Reproduce the records word for word, from their first line through the line containing "- clause-6: 6.", including both of those lines.

▶ **Records provided**:
..........
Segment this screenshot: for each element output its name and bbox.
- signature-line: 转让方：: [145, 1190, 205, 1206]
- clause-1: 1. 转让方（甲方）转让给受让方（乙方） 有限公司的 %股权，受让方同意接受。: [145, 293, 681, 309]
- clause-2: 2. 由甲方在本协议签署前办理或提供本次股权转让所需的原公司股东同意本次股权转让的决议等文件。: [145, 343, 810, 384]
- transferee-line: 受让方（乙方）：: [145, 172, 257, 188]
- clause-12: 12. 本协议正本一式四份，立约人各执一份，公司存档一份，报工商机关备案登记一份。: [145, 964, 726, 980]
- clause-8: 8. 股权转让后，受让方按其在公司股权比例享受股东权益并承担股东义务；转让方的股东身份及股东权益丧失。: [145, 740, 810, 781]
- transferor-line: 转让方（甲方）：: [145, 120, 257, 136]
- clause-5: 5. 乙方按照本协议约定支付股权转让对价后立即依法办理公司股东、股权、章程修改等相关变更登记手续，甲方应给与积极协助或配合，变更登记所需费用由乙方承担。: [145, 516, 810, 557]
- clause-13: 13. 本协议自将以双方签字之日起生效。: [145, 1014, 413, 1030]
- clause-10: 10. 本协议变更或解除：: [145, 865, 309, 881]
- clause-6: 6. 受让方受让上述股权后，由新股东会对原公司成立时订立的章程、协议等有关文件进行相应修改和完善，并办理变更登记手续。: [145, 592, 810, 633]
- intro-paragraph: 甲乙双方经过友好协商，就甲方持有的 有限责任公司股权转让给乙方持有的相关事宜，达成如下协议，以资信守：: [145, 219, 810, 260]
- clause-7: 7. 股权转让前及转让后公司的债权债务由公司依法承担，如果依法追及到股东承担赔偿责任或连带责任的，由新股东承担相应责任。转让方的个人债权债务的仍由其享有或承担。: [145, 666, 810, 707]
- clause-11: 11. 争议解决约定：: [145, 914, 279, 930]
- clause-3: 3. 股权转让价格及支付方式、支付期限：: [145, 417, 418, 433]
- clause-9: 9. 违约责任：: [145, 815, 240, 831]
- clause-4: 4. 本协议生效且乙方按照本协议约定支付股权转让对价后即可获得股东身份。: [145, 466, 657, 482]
..........
▶ **Result of the task**:
Segment this screenshot: for each element output its name and bbox.
- signature-line: 转让方：: [145, 1190, 205, 1206]
- clause-1: 1. 转让方（甲方）转让给受让方（乙方） 有限公司的 %股权，受让方同意接受。: [145, 293, 681, 309]
- clause-2: 2. 由甲方在本协议签署前办理或提供本次股权转让所需的原公司股东同意本次股权转让的决议等文件。: [145, 343, 810, 384]
- transferee-line: 受让方（乙方）：: [145, 172, 257, 188]
- clause-12: 12. 本协议正本一式四份，立约人各执一份，公司存档一份，报工商机关备案登记一份。: [145, 964, 726, 980]
- clause-8: 8. 股权转让后，受让方按其在公司股权比例享受股东权益并承担股东义务；转让方的股东身份及股东权益丧失。: [145, 740, 810, 781]
- transferor-line: 转让方（甲方）：: [145, 120, 257, 136]
- clause-5: 5. 乙方按照本协议约定支付股权转让对价后立即依法办理公司股东、股权、章程修改等相关变更登记手续，甲方应给与积极协助或配合，变更登记所需费用由乙方承担。: [145, 516, 810, 557]
- clause-13: 13. 本协议自将以双方签字之日起生效。: [145, 1014, 413, 1030]
- clause-10: 10. 本协议变更或解除：: [145, 865, 309, 881]
- clause-6: 6. 受让方受让上述股权后，由新股东会对原公司成立时订立的章程、协议等有关文件进行相应修改和完善，并办理变更登记手续。: [145, 592, 810, 633]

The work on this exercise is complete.